Repeat the whole listing below, word for word.

--- BEGIN Supplied entries ---

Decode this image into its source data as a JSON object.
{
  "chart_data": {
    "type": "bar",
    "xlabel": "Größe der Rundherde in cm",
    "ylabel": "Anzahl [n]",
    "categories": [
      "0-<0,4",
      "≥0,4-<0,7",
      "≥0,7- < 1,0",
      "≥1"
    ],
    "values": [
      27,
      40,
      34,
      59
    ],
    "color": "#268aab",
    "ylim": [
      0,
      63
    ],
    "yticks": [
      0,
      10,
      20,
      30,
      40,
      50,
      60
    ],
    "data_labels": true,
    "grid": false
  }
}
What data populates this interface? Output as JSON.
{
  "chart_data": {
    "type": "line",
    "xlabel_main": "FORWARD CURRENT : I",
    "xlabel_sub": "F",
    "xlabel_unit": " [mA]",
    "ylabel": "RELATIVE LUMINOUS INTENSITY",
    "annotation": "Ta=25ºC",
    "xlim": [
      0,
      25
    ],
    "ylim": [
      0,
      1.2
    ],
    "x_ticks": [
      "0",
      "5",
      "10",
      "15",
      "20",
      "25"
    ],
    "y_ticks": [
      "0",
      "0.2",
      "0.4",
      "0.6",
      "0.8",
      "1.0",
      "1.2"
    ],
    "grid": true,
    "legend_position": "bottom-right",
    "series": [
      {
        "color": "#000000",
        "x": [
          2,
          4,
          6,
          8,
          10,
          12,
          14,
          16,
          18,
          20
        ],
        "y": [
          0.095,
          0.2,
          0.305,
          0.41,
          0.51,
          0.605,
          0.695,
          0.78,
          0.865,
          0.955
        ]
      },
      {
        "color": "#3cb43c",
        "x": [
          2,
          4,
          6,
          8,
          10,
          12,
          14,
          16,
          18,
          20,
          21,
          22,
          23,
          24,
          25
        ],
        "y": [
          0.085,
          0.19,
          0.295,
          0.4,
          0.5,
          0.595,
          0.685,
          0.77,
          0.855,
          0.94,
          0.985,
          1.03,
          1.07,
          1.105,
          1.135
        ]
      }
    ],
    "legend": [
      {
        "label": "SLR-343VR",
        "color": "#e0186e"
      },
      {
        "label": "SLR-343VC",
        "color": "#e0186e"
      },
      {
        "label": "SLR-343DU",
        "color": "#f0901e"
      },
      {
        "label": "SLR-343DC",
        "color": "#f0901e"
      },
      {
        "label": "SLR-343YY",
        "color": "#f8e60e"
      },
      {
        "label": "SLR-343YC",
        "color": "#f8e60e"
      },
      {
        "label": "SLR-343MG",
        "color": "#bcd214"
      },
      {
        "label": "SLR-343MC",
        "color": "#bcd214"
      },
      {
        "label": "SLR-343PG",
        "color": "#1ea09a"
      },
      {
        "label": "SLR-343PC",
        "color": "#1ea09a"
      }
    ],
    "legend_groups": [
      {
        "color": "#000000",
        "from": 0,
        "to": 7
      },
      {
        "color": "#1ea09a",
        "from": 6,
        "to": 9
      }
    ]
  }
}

--- END Supplied entries ---

**Worked solution:**
Decode this image into its source data as a JSON object.
{
  "chart_data": {
    "type": "bar",
    "xlabel": "Größe der Rundherde in cm",
    "ylabel": "Anzahl [n]",
    "categories": [
      "0-<0,4",
      "≥0,4-<0,7",
      "≥0,7- < 1,0",
      "≥1"
    ],
    "values": [
      27,
      40,
      34,
      59
    ],
    "color": "#268aab",
    "ylim": [
      0,
      63
    ],
    "yticks": [
      0,
      10,
      20,
      30,
      40,
      50,
      60
    ],
    "data_labels": true,
    "grid": false
  }
}
What data populates this interface? Output as JSON.
{
  "chart_data": {
    "type": "line",
    "xlabel_main": "FORWARD CURRENT : I",
    "xlabel_sub": "F",
    "xlabel_unit": " [mA]",
    "ylabel": "RELATIVE LUMINOUS INTENSITY",
    "annotation": "Ta=25ºC",
    "xlim": [
      0,
      25
    ],
    "ylim": [
      0,
      1.2
    ],
    "x_ticks": [
      "0",
      "5",
      "10",
      "15",
      "20",
      "25"
    ],
    "y_ticks": [
      "0",
      "0.2",
      "0.4",
      "0.6",
      "0.8",
      "1.0",
      "1.2"
    ],
    "grid": true,
    "legend_position": "bottom-right",
    "series": [
      {
        "color": "#000000",
        "x": [
          2,
          4,
          6,
          8,
          10,
          12,
          14,
          16,
          18,
          20
        ],
        "y": [
          0.095,
          0.2,
          0.305,
          0.41,
          0.51,
          0.605,
          0.695,
          0.78,
          0.865,
          0.955
        ]
      },
      {
        "color": "#3cb43c",
        "x": [
          2,
          4,
          6,
          8,
          10,
          12,
          14,
          16,
          18,
          20,
          21,
          22,
          23,
          24,
          25
        ],
        "y": [
          0.085,
          0.19,
          0.295,
          0.4,
          0.5,
          0.595,
          0.685,
          0.77,
          0.855,
          0.94,
          0.985,
          1.03,
          1.07,
          1.105,
          1.135
        ]
      }
    ],
    "legend": [
      {
        "label": "SLR-343VR",
        "color": "#e0186e"
      },
      {
        "label": "SLR-343VC",
        "color": "#e0186e"
      },
      {
        "label": "SLR-343DU",
        "color": "#f0901e"
      },
      {
        "label": "SLR-343DC",
        "color": "#f0901e"
      },
      {
        "label": "SLR-343YY",
        "color": "#f8e60e"
      },
      {
        "label": "SLR-343YC",
        "color": "#f8e60e"
      },
      {
        "label": "SLR-343MG",
        "color": "#bcd214"
      },
      {
        "label": "SLR-343MC",
        "color": "#bcd214"
      },
      {
        "label": "SLR-343PG",
        "color": "#1ea09a"
      },
      {
        "label": "SLR-343PC",
        "color": "#1ea09a"
      }
    ],
    "legend_groups": [
      {
        "color": "#000000",
        "from": 0,
        "to": 7
      },
      {
        "color": "#1ea09a",
        "from": 6,
        "to": 9
      }
    ]
  }
}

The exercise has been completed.